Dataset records
---------------

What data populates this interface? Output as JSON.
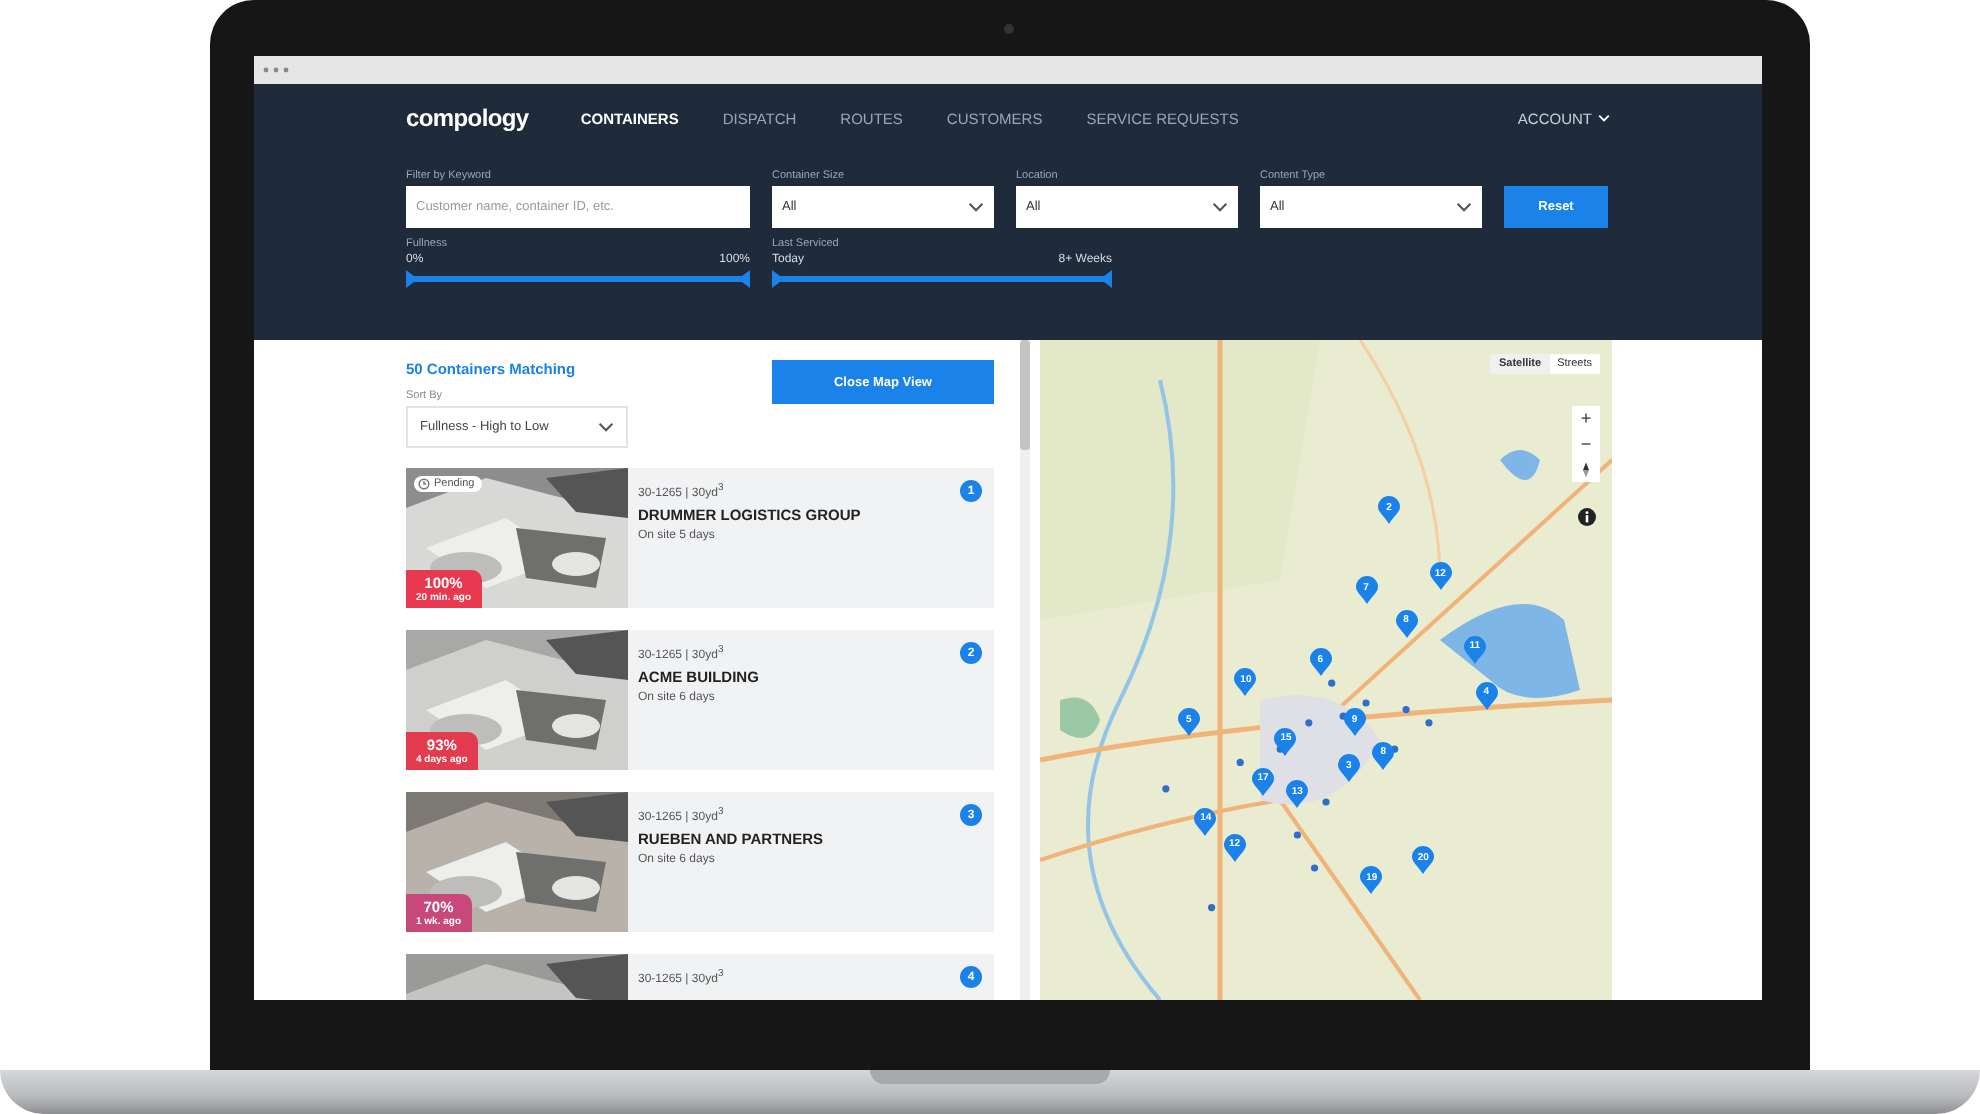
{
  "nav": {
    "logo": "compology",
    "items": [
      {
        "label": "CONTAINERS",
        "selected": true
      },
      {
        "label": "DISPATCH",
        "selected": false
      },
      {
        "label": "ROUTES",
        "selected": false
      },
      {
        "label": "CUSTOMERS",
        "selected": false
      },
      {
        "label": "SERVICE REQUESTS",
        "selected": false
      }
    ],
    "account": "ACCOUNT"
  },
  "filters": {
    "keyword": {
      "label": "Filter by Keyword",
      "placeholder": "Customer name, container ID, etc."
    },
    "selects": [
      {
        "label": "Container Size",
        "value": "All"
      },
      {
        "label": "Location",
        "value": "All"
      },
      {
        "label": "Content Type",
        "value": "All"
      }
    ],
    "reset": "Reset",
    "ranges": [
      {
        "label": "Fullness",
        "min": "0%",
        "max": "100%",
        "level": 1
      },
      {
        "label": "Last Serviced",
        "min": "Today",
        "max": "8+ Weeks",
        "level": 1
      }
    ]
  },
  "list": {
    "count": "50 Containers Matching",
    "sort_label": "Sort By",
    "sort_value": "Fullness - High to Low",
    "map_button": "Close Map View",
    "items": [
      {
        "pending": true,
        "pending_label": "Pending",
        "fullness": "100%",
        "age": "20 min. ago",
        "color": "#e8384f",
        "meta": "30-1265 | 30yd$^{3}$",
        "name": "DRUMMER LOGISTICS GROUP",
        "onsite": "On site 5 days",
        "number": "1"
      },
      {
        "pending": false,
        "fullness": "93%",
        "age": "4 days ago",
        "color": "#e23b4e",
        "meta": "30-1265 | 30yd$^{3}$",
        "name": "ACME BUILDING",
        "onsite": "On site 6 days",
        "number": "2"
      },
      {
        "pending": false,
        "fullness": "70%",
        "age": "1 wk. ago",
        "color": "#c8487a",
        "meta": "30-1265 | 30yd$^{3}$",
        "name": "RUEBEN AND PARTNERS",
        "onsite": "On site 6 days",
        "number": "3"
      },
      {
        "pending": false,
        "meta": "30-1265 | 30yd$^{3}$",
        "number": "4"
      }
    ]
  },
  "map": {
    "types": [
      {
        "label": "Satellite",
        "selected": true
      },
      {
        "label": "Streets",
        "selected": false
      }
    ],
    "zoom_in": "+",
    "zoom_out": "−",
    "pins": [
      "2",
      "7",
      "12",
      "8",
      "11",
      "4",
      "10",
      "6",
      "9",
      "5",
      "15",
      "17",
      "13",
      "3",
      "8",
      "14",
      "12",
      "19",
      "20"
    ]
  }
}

---------------

:: INSTRUCTIONS TO FOLLOW ::
Output each line exactly; omit every picture.

:: ANSWER ::
What data populates this interface? Output as JSON.
{
  "nav": {
    "logo": "compology",
    "items": [
      {
        "label": "CONTAINERS",
        "selected": true
      },
      {
        "label": "DISPATCH",
        "selected": false
      },
      {
        "label": "ROUTES",
        "selected": false
      },
      {
        "label": "CUSTOMERS",
        "selected": false
      },
      {
        "label": "SERVICE REQUESTS",
        "selected": false
      }
    ],
    "account": "ACCOUNT"
  },
  "filters": {
    "keyword": {
      "label": "Filter by Keyword",
      "placeholder": "Customer name, container ID, etc."
    },
    "selects": [
      {
        "label": "Container Size",
        "value": "All"
      },
      {
        "label": "Location",
        "value": "All"
      },
      {
        "label": "Content Type",
        "value": "All"
      }
    ],
    "reset": "Reset",
    "ranges": [
      {
        "label": "Fullness",
        "min": "0%",
        "max": "100%",
        "level": 1
      },
      {
        "label": "Last Serviced",
        "min": "Today",
        "max": "8+ Weeks",
        "level": 1
      }
    ]
  },
  "list": {
    "count": "50 Containers Matching",
    "sort_label": "Sort By",
    "sort_value": "Fullness - High to Low",
    "map_button": "Close Map View",
    "items": [
      {
        "pending": true,
        "pending_label": "Pending",
        "fullness": "100%",
        "age": "20 min. ago",
        "color": "#e8384f",
        "meta": "30-1265 | 30yd$^{3}$",
        "name": "DRUMMER LOGISTICS GROUP",
        "onsite": "On site 5 days",
        "number": "1"
      },
      {
        "pending": false,
        "fullness": "93%",
        "age": "4 days ago",
        "color": "#e23b4e",
        "meta": "30-1265 | 30yd$^{3}$",
        "name": "ACME BUILDING",
        "onsite": "On site 6 days",
        "number": "2"
      },
      {
        "pending": false,
        "fullness": "70%",
        "age": "1 wk. ago",
        "color": "#c8487a",
        "meta": "30-1265 | 30yd$^{3}$",
        "name": "RUEBEN AND PARTNERS",
        "onsite": "On site 6 days",
        "number": "3"
      },
      {
        "pending": false,
        "meta": "30-1265 | 30yd$^{3}$",
        "number": "4"
      }
    ]
  },
  "map": {
    "types": [
      {
        "label": "Satellite",
        "selected": true
      },
      {
        "label": "Streets",
        "selected": false
      }
    ],
    "zoom_in": "+",
    "zoom_out": "−",
    "pins": [
      "2",
      "7",
      "12",
      "8",
      "11",
      "4",
      "10",
      "6",
      "9",
      "5",
      "15",
      "17",
      "13",
      "3",
      "8",
      "14",
      "12",
      "19",
      "20"
    ]
  }
}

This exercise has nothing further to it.